Work to do
Retype every line of the listing below word for word, leaving out the pictures.

Material provided
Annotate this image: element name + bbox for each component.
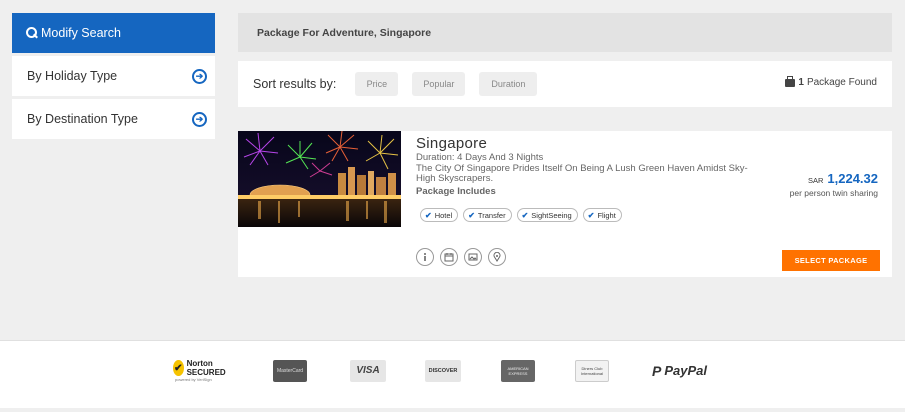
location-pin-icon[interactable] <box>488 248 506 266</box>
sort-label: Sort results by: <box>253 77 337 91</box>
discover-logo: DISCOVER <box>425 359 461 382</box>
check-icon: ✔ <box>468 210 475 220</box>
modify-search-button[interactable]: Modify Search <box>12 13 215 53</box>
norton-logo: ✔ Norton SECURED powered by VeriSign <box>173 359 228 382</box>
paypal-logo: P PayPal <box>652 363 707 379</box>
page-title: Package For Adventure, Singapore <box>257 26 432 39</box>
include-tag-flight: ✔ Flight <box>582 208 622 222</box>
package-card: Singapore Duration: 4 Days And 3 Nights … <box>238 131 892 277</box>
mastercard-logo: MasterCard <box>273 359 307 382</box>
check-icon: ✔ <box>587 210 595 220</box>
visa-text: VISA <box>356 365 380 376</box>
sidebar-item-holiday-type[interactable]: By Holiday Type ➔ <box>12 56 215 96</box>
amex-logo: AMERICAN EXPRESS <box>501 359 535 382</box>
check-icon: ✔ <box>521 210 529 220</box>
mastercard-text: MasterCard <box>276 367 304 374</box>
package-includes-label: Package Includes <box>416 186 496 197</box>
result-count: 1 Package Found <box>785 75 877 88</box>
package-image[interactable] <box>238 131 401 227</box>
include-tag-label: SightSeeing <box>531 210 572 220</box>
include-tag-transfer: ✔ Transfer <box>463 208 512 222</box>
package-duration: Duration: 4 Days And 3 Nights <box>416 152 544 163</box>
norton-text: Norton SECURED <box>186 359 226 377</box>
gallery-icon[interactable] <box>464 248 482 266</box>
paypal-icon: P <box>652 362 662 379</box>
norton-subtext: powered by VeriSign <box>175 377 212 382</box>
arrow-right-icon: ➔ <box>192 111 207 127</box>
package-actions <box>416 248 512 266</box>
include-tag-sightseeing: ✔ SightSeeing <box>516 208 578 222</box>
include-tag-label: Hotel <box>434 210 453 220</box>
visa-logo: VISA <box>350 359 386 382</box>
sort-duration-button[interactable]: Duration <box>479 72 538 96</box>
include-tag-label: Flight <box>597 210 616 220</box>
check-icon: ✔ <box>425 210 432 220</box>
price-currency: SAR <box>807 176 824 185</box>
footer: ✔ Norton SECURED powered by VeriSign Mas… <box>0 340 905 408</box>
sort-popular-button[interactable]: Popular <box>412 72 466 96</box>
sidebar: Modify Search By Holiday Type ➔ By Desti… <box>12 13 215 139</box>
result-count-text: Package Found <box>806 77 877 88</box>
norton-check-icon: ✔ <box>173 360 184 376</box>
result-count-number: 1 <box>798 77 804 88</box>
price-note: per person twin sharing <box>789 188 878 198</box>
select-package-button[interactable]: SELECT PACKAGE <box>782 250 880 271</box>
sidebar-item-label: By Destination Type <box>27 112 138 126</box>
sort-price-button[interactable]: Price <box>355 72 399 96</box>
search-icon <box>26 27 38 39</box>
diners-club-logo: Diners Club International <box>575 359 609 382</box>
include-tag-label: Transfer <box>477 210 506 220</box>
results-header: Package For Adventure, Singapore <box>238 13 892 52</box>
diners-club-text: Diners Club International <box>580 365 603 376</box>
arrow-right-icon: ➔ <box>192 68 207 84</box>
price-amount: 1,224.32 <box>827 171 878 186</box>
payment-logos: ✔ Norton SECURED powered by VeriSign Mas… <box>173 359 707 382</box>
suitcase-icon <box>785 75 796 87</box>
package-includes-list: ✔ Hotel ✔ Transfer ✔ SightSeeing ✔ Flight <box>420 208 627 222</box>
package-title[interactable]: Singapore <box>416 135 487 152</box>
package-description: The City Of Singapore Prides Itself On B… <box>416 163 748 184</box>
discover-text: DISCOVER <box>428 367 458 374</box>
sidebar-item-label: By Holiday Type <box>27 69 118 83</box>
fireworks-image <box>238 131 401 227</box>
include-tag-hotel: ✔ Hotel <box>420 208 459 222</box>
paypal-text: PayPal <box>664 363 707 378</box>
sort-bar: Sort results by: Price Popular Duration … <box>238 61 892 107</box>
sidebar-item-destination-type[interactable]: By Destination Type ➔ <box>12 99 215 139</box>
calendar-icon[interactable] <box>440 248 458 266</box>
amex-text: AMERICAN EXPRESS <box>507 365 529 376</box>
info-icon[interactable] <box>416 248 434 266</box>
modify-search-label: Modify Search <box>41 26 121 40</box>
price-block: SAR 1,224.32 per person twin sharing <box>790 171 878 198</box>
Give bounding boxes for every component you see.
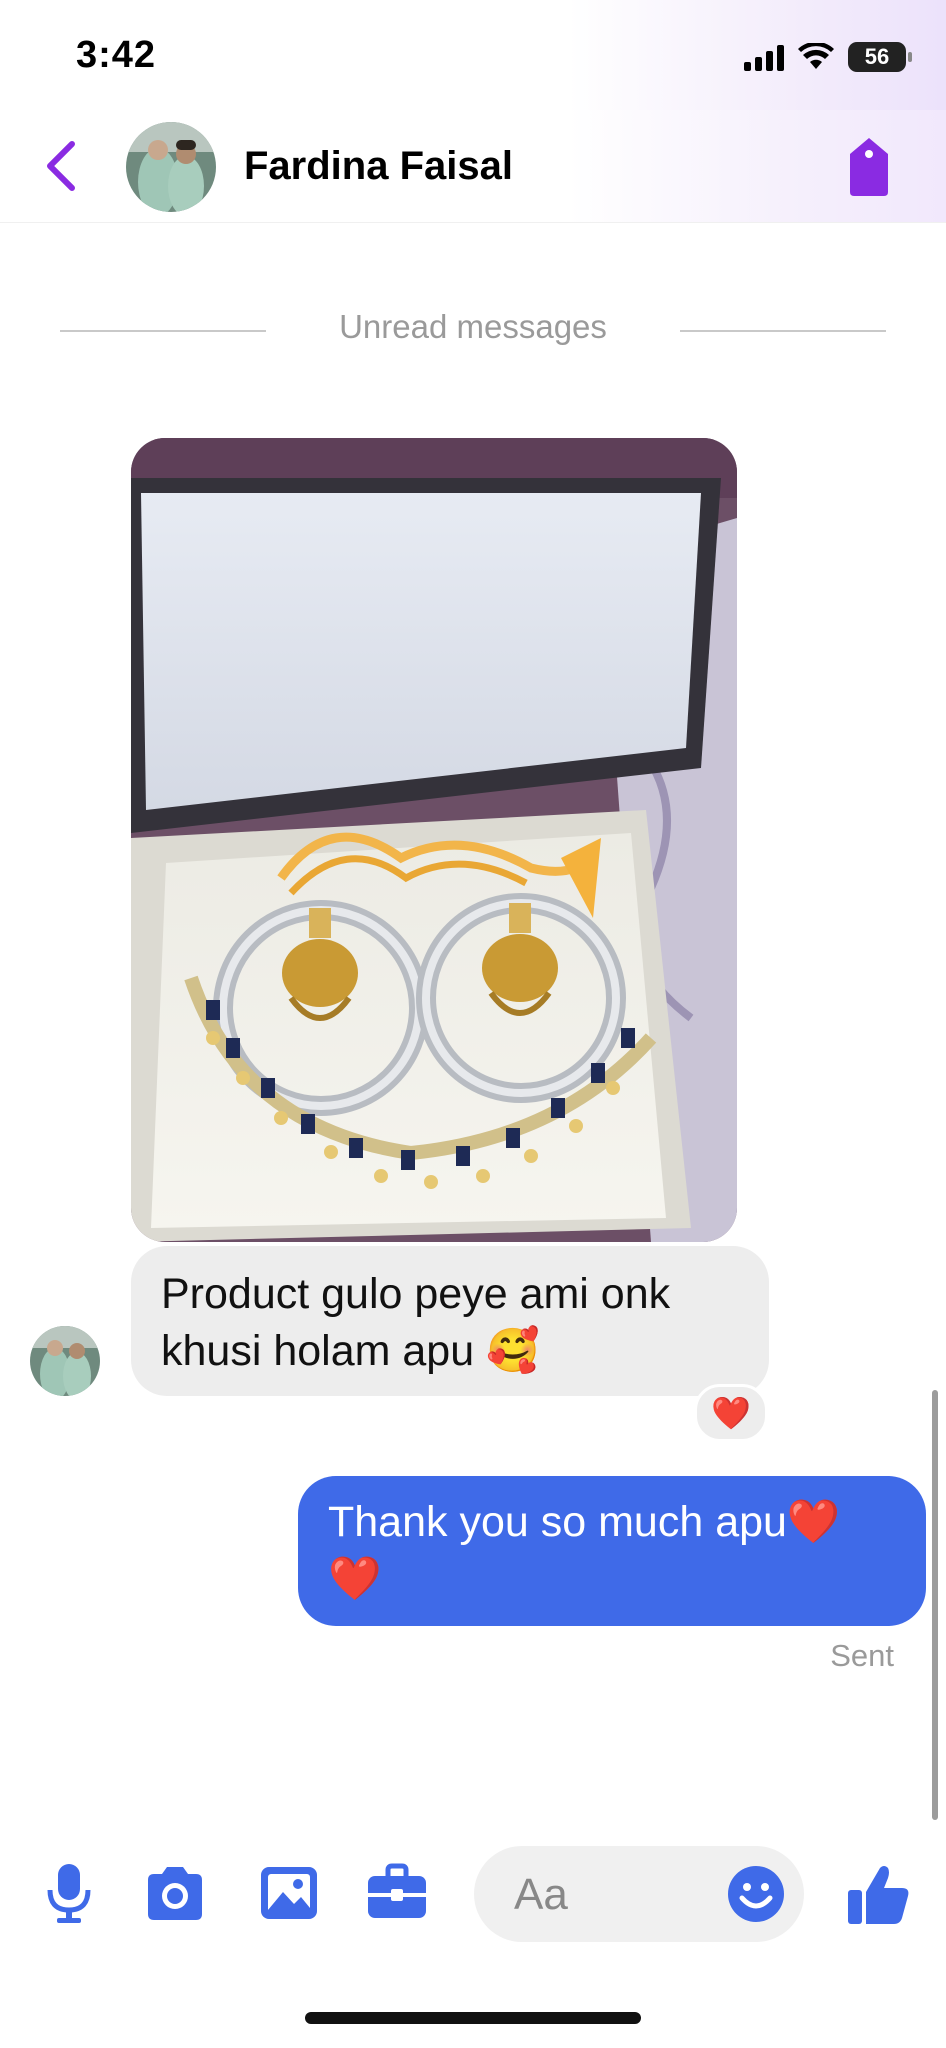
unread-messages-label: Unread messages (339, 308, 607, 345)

Answer to the exercise
Annotate this image: element name + bbox for each component.
location-pin-icon[interactable] <box>488 248 506 266</box>
sort-label: Sort results by: <box>253 77 337 91</box>
discover-logo: DISCOVER <box>425 359 461 382</box>
check-icon: ✔ <box>468 210 475 220</box>
modify-search-button[interactable]: Modify Search <box>12 13 215 53</box>
norton-logo: ✔ Norton SECURED powered by VeriSign <box>173 359 228 382</box>
paypal-logo: P PayPal <box>652 363 707 379</box>
page-title: Package For Adventure, Singapore <box>257 26 432 39</box>
include-tag-flight: ✔ Flight <box>582 208 622 222</box>
package-card: Singapore Duration: 4 Days And 3 Nights … <box>238 131 892 277</box>
mastercard-logo: MasterCard <box>273 359 307 382</box>
check-icon: ✔ <box>587 210 595 220</box>
visa-text: VISA <box>356 365 380 376</box>
sidebar-item-holiday-type[interactable]: By Holiday Type ➔ <box>12 56 215 96</box>
amex-logo: AMERICAN EXPRESS <box>501 359 535 382</box>
check-icon: ✔ <box>521 210 529 220</box>
mastercard-text: MasterCard <box>276 367 304 374</box>
package-includes-label: Package Includes <box>416 186 496 197</box>
result-count: 1 Package Found <box>785 75 877 88</box>
package-image[interactable] <box>238 131 401 227</box>
include-tag-label: SightSeeing <box>531 210 572 220</box>
include-tag-transfer: ✔ Transfer <box>463 208 512 222</box>
package-duration: Duration: 4 Days And 3 Nights <box>416 152 544 163</box>
norton-text: Norton SECURED <box>186 359 226 377</box>
gallery-icon[interactable] <box>464 248 482 266</box>
paypal-icon: P <box>652 362 662 379</box>
norton-subtext: powered by VeriSign <box>175 377 212 382</box>
arrow-right-icon: ➔ <box>192 111 207 127</box>
package-actions <box>416 248 512 266</box>
include-tag-sightseeing: ✔ SightSeeing <box>516 208 578 222</box>
include-tag-label: Hotel <box>434 210 453 220</box>
visa-logo: VISA <box>350 359 386 382</box>
sort-duration-button[interactable]: Duration <box>479 72 538 96</box>
include-tag-label: Flight <box>597 210 616 220</box>
check-icon: ✔ <box>425 210 432 220</box>
price-currency: SAR <box>807 176 824 185</box>
footer: ✔ Norton SECURED powered by VeriSign Mas… <box>0 340 905 408</box>
sort-popular-button[interactable]: Popular <box>412 72 466 96</box>
sidebar: Modify Search By Holiday Type ➔ By Desti… <box>12 13 215 139</box>
result-count-text: Package Found <box>806 77 877 88</box>
norton-check-icon: ✔ <box>173 360 184 376</box>
result-count-number: 1 <box>798 77 804 88</box>
price-note: per person twin sharing <box>789 188 878 198</box>
select-package-button[interactable]: SELECT PACKAGE <box>782 250 880 271</box>
sidebar-item-label: By Destination Type <box>27 112 138 126</box>
sort-price-button[interactable]: Price <box>355 72 399 96</box>
search-icon <box>26 27 38 39</box>
diners-club-logo: Diners Club International <box>575 359 609 382</box>
include-tag-label: Transfer <box>477 210 506 220</box>
results-header: Package For Adventure, Singapore <box>238 13 892 52</box>
diners-club-text: Diners Club International <box>580 365 603 376</box>
arrow-right-icon: ➔ <box>192 68 207 84</box>
price-amount: 1,224.32 <box>827 171 878 186</box>
payment-logos: ✔ Norton SECURED powered by VeriSign Mas… <box>173 359 707 382</box>
suitcase-icon <box>785 75 796 87</box>
package-includes-list: ✔ Hotel ✔ Transfer ✔ SightSeeing ✔ Flight <box>420 208 627 222</box>
package-title[interactable]: Singapore <box>416 135 487 152</box>
package-description: The City Of Singapore Prides Itself On B… <box>416 163 748 184</box>
discover-text: DISCOVER <box>428 367 458 374</box>
sidebar-item-label: By Holiday Type <box>27 69 118 83</box>
fireworks-image <box>238 131 401 227</box>
include-tag-hotel: ✔ Hotel <box>420 208 459 222</box>
paypal-text: PayPal <box>664 363 707 378</box>
sort-bar: Sort results by: Price Popular Duration … <box>238 61 892 107</box>
sidebar-item-destination-type[interactable]: By Destination Type ➔ <box>12 99 215 139</box>
calendar-icon[interactable] <box>440 248 458 266</box>
amex-text: AMERICAN EXPRESS <box>507 365 529 376</box>
info-icon[interactable] <box>416 248 434 266</box>
modify-search-label: Modify Search <box>41 26 121 40</box>
price-block: SAR 1,224.32 per person twin sharing <box>790 171 878 198</box>
Give bounding boxes for every component you see.
unread-messages-label: Unread messages (339, 308, 607, 345)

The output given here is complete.